- PROVIDED INFORMATION
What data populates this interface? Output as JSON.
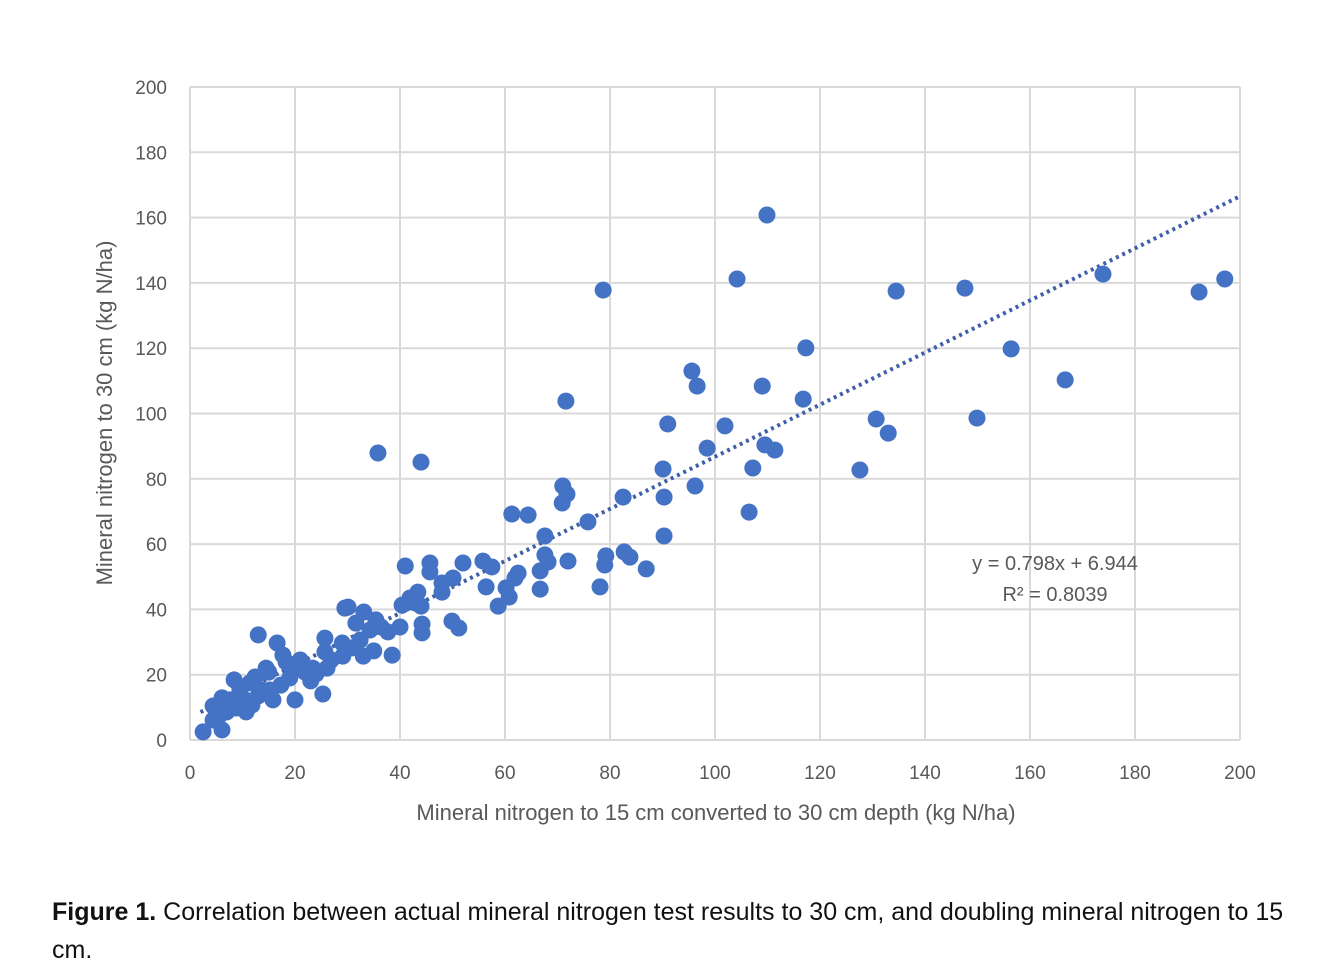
{
  "chart_data": {
    "type": "scatter",
    "xlabel": "Mineral nitrogen to 15 cm converted to 30 cm depth (kg N/ha)",
    "ylabel": "Mineral nitrogen to 30 cm (kg N/ha)",
    "xlim": [
      0,
      200
    ],
    "ylim": [
      0,
      200
    ],
    "xticks": [
      0,
      20,
      40,
      60,
      80,
      100,
      120,
      140,
      160,
      180,
      200
    ],
    "yticks": [
      0,
      20,
      40,
      60,
      80,
      100,
      120,
      140,
      160,
      180,
      200
    ],
    "grid": true,
    "marker_color": "#4472C4",
    "trendline": {
      "type": "linear",
      "slope": 0.798,
      "intercept": 6.944,
      "style": "dotted",
      "color": "#3F5FA8",
      "equation_label": "y = 0.798x + 6.944",
      "r2_label": "R² = 0.8039"
    },
    "points": [
      [
        109.9,
        160.8
      ],
      [
        104.2,
        141.2
      ],
      [
        78.7,
        137.8
      ],
      [
        173.9,
        142.7
      ],
      [
        197.1,
        141.2
      ],
      [
        192.2,
        137.2
      ],
      [
        147.6,
        138.4
      ],
      [
        134.5,
        137.5
      ],
      [
        156.4,
        119.8
      ],
      [
        117.3,
        120.1
      ],
      [
        166.7,
        110.3
      ],
      [
        95.6,
        113
      ],
      [
        96.6,
        108.4
      ],
      [
        109,
        108.4
      ],
      [
        116.8,
        104.4
      ],
      [
        71.6,
        103.8
      ],
      [
        35.8,
        87.9
      ],
      [
        44,
        85.1
      ],
      [
        130.7,
        98.3
      ],
      [
        149.9,
        98.6
      ],
      [
        133,
        94
      ],
      [
        91,
        96.8
      ],
      [
        101.9,
        96.2
      ],
      [
        98.5,
        89.4
      ],
      [
        109.5,
        90.4
      ],
      [
        111.4,
        88.8
      ],
      [
        127.6,
        82.7
      ],
      [
        107.2,
        83.3
      ],
      [
        90.1,
        83
      ],
      [
        96.2,
        77.8
      ],
      [
        71,
        77.8
      ],
      [
        71.8,
        75.3
      ],
      [
        70.9,
        72.6
      ],
      [
        90.3,
        74.4
      ],
      [
        82.5,
        74.4
      ],
      [
        106.5,
        69.8
      ],
      [
        61.3,
        69.2
      ],
      [
        64.4,
        68.9
      ],
      [
        75.8,
        66.8
      ],
      [
        67.6,
        62.5
      ],
      [
        90.3,
        62.5
      ],
      [
        67.6,
        56.7
      ],
      [
        68.2,
        54.5
      ],
      [
        72,
        54.8
      ],
      [
        79.2,
        56.4
      ],
      [
        79,
        53.6
      ],
      [
        82.7,
        57.6
      ],
      [
        83.8,
        56
      ],
      [
        86.9,
        52.4
      ],
      [
        66.7,
        51.8
      ],
      [
        62.5,
        51.1
      ],
      [
        61.9,
        49.6
      ],
      [
        41,
        53.3
      ],
      [
        45.7,
        54.2
      ],
      [
        45.7,
        51.5
      ],
      [
        52,
        54.2
      ],
      [
        55.8,
        54.8
      ],
      [
        57.5,
        53
      ],
      [
        50.1,
        49.6
      ],
      [
        48,
        48.1
      ],
      [
        48,
        45.3
      ],
      [
        56.4,
        46.9
      ],
      [
        60.2,
        46.6
      ],
      [
        60.8,
        43.8
      ],
      [
        66.7,
        46.2
      ],
      [
        78.1,
        46.9
      ],
      [
        58.7,
        41
      ],
      [
        49.9,
        36.4
      ],
      [
        51.2,
        34.3
      ],
      [
        43.4,
        45.3
      ],
      [
        44,
        41
      ],
      [
        40.4,
        41.3
      ],
      [
        41.9,
        43.5
      ],
      [
        43,
        41.9
      ],
      [
        44.2,
        35.5
      ],
      [
        44.2,
        32.8
      ],
      [
        40,
        34.6
      ],
      [
        38.5,
        26
      ],
      [
        29.5,
        40.4
      ],
      [
        30.1,
        40.7
      ],
      [
        33.1,
        39.2
      ],
      [
        35.4,
        36.8
      ],
      [
        31.6,
        35.8
      ],
      [
        34.3,
        33.7
      ],
      [
        36.4,
        34.6
      ],
      [
        37.7,
        33.1
      ],
      [
        32.4,
        30.6
      ],
      [
        29,
        29.7
      ],
      [
        30.9,
        28.2
      ],
      [
        35,
        27.3
      ],
      [
        33,
        25.7
      ],
      [
        29.1,
        25.7
      ],
      [
        25.7,
        31.2
      ],
      [
        25.7,
        27
      ],
      [
        25.3,
        14.1
      ],
      [
        26.9,
        24.5
      ],
      [
        26.1,
        22
      ],
      [
        23.4,
        22
      ],
      [
        23,
        18.1
      ],
      [
        21,
        24.5
      ],
      [
        13,
        32.2
      ],
      [
        16.6,
        29.7
      ],
      [
        17.7,
        26
      ],
      [
        19.8,
        21.4
      ],
      [
        20,
        12.3
      ],
      [
        15.8,
        12.3
      ],
      [
        18.3,
        23.9
      ],
      [
        19,
        19
      ],
      [
        15,
        20.8
      ],
      [
        17.3,
        16.8
      ],
      [
        12.4,
        19.3
      ],
      [
        11.4,
        17.5
      ],
      [
        8.4,
        18.4
      ],
      [
        9.5,
        15.3
      ],
      [
        13,
        13.5
      ],
      [
        11.8,
        10.7
      ],
      [
        8.8,
        9.8
      ],
      [
        10.5,
        12.3
      ],
      [
        6.1,
        12.9
      ],
      [
        4.4,
        10.4
      ],
      [
        5.7,
        7.7
      ],
      [
        4.4,
        6.1
      ],
      [
        7,
        8.6
      ],
      [
        6.1,
        3.1
      ],
      [
        2.5,
        2.5
      ],
      [
        14.5,
        22
      ],
      [
        21.9,
        20.8
      ],
      [
        24,
        20.2
      ],
      [
        15.2,
        15.3
      ],
      [
        13.7,
        15.3
      ],
      [
        7.6,
        12.3
      ],
      [
        10.7,
        8.6
      ]
    ]
  },
  "caption": {
    "label": "Figure 1.",
    "text": " Correlation between actual mineral nitrogen test results to 30 cm, and doubling mineral nitrogen to 15 cm."
  }
}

- SHORT TASK
For the records above, state how many lines include the string "nitrogen", giving the number and nothing else.

- THE OUTPUT
3